#### [Given request]
Omit the images, then output each of the records below exactly.

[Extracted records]
::::

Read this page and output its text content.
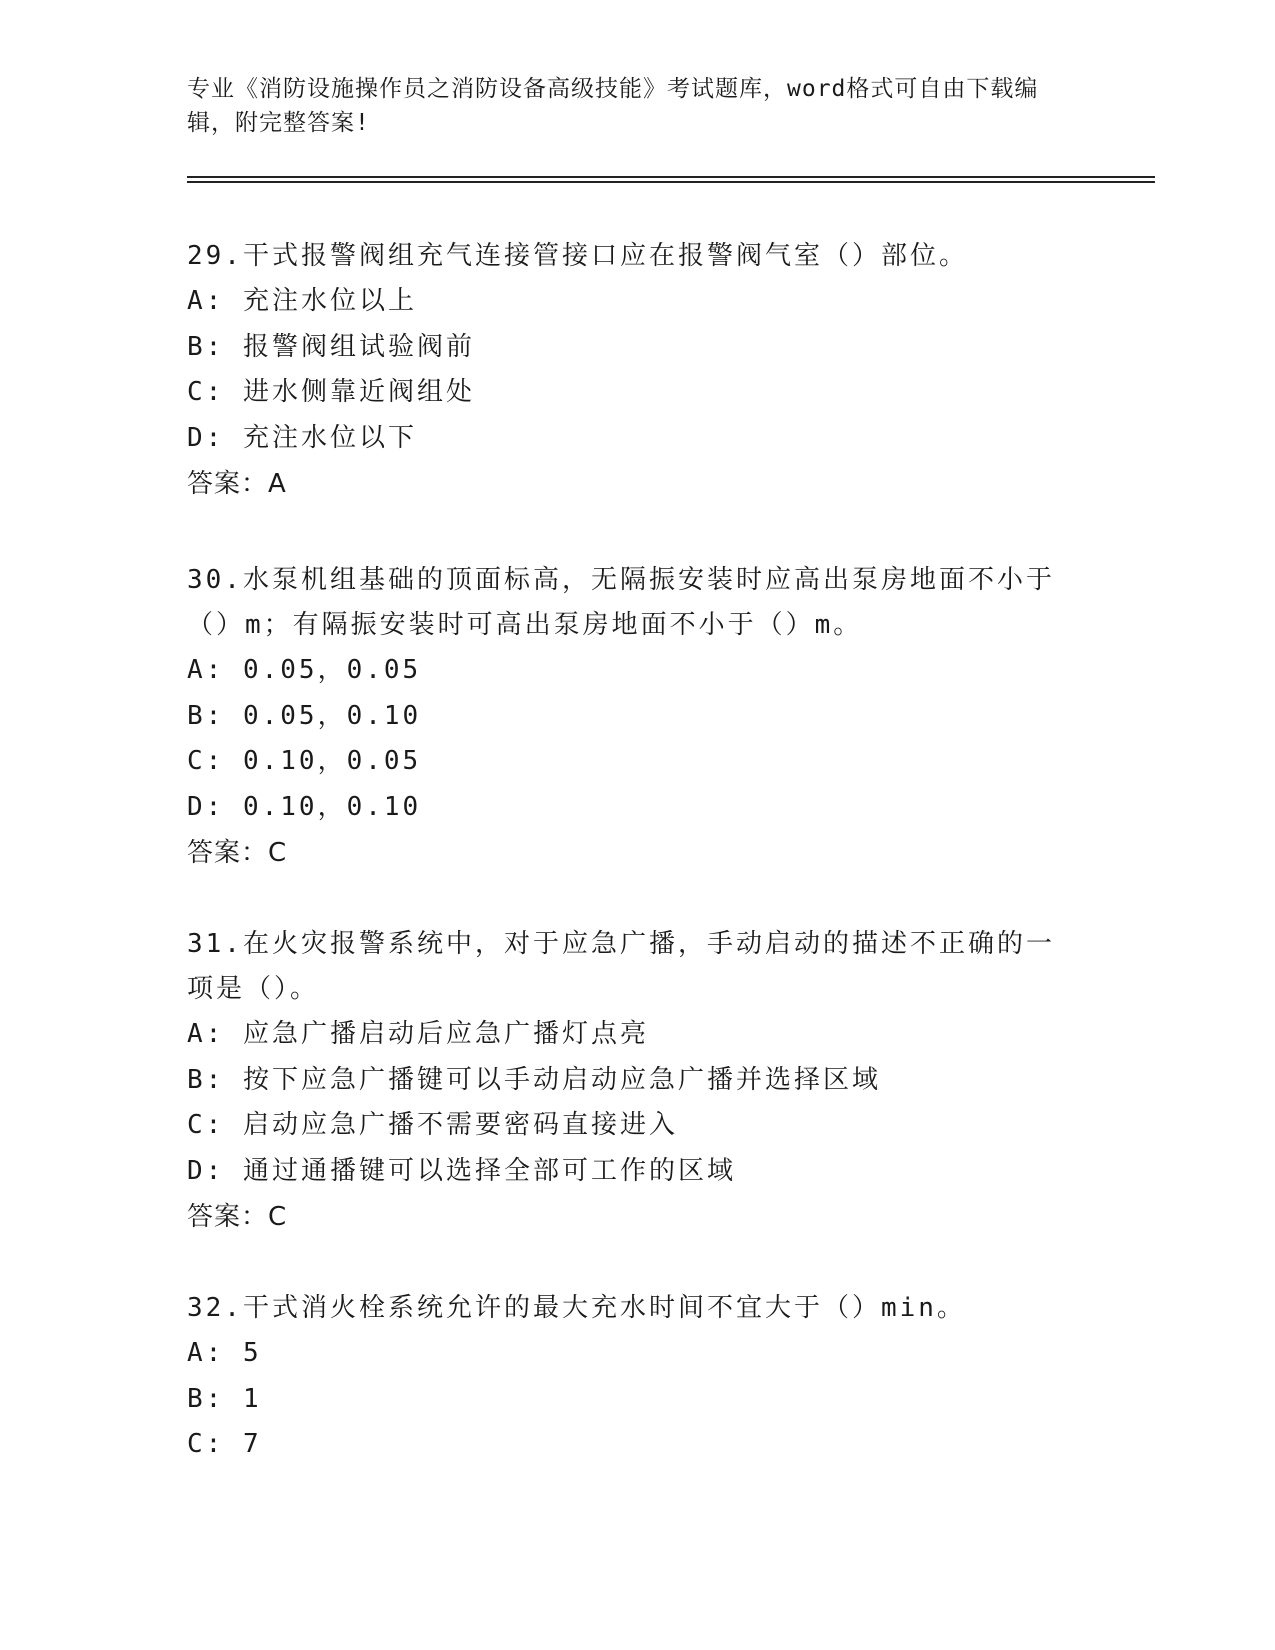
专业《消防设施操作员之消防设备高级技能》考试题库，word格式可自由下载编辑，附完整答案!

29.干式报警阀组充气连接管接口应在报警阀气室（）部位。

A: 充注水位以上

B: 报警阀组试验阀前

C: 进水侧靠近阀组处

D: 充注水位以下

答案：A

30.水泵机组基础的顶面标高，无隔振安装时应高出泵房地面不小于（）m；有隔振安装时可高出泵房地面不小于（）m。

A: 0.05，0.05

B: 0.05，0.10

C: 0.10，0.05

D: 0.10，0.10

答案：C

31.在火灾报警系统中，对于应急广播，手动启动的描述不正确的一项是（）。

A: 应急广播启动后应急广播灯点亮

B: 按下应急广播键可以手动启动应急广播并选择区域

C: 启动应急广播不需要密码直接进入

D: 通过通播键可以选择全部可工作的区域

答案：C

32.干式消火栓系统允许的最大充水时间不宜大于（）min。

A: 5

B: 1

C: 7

::::

#### [Solution to the problem]
Read this page and output its text content.
专业《消防设施操作员之消防设备高级技能》考试题库，word格式可自由下载编辑，附完整答案!

29.干式报警阀组充气连接管接口应在报警阀气室（）部位。

A: 充注水位以上

B: 报警阀组试验阀前

C: 进水侧靠近阀组处

D: 充注水位以下

答案：A

30.水泵机组基础的顶面标高，无隔振安装时应高出泵房地面不小于（）m；有隔振安装时可高出泵房地面不小于（）m。

A: 0.05，0.05

B: 0.05，0.10

C: 0.10，0.05

D: 0.10，0.10

答案：C

31.在火灾报警系统中，对于应急广播，手动启动的描述不正确的一项是（）。

A: 应急广播启动后应急广播灯点亮

B: 按下应急广播键可以手动启动应急广播并选择区域

C: 启动应急广播不需要密码直接进入

D: 通过通播键可以选择全部可工作的区域

答案：C

32.干式消火栓系统允许的最大充水时间不宜大于（）min。

A: 5

B: 1

C: 7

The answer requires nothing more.